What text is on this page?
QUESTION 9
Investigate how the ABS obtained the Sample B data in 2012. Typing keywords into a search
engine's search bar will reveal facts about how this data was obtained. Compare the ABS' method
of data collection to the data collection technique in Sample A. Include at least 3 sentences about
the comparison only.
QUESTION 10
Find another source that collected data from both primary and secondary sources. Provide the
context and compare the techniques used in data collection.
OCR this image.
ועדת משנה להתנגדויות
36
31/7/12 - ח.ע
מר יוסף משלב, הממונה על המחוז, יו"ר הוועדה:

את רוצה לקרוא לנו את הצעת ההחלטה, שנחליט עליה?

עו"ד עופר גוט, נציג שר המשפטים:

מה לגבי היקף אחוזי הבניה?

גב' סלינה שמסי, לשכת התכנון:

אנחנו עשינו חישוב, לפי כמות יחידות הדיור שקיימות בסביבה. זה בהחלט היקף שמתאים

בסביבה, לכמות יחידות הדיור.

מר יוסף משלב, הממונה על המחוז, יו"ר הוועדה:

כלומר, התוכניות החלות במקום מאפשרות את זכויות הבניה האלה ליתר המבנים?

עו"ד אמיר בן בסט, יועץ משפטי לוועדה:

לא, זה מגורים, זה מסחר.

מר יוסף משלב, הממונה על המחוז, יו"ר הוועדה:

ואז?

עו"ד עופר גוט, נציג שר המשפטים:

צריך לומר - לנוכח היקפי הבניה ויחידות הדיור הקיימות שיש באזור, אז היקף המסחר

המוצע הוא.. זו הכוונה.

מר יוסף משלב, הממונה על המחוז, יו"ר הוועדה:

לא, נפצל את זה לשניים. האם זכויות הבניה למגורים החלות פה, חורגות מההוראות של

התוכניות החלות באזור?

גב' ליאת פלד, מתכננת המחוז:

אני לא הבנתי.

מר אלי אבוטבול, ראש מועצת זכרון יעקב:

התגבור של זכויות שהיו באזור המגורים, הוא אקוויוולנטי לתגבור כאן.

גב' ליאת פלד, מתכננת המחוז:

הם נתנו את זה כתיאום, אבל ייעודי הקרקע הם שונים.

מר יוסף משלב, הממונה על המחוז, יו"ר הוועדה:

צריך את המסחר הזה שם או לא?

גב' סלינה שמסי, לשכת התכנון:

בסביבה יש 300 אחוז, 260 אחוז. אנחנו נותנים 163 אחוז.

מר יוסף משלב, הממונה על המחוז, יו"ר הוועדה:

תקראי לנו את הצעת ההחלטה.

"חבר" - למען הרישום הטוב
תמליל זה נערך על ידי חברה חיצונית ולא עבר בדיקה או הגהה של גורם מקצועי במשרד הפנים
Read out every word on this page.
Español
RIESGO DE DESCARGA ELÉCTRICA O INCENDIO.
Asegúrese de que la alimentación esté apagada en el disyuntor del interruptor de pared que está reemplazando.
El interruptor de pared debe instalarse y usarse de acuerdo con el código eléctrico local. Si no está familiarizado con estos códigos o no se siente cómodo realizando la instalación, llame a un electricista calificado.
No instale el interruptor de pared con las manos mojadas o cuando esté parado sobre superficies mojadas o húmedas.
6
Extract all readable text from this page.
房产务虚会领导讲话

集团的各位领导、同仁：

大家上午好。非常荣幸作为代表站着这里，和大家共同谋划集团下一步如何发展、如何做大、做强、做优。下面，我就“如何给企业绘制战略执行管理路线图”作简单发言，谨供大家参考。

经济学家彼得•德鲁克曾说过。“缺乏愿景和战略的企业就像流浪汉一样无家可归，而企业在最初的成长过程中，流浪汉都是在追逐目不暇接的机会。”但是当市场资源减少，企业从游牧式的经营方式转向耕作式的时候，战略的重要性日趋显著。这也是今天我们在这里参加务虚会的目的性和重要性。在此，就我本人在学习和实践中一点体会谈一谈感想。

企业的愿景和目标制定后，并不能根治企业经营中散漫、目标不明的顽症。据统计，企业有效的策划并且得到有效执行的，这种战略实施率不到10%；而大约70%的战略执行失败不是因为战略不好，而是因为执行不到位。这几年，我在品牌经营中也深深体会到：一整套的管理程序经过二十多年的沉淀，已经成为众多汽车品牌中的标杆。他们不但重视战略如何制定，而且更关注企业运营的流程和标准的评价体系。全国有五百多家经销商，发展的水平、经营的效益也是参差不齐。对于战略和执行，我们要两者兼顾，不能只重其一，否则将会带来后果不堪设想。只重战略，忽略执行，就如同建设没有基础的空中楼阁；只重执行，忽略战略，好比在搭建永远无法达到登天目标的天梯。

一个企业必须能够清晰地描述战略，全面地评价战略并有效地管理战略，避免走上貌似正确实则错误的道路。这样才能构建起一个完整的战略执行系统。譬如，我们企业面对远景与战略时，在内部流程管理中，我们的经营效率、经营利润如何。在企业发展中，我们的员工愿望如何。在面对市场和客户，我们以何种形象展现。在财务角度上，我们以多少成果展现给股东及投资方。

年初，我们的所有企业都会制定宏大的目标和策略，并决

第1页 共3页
□ □ □ □ □ □ □
EXERCISE AIM:
Read the entries and pick out all lines that include the word "esté".

TASK OUTPUT:
Asegúrese de que la alimentación esté apagada en el disyuntor del interruptor de pared que está reemplazando.
No instale el interruptor de pared con las manos mojadas o cuando esté parado sobre superficies mojadas o húmedas.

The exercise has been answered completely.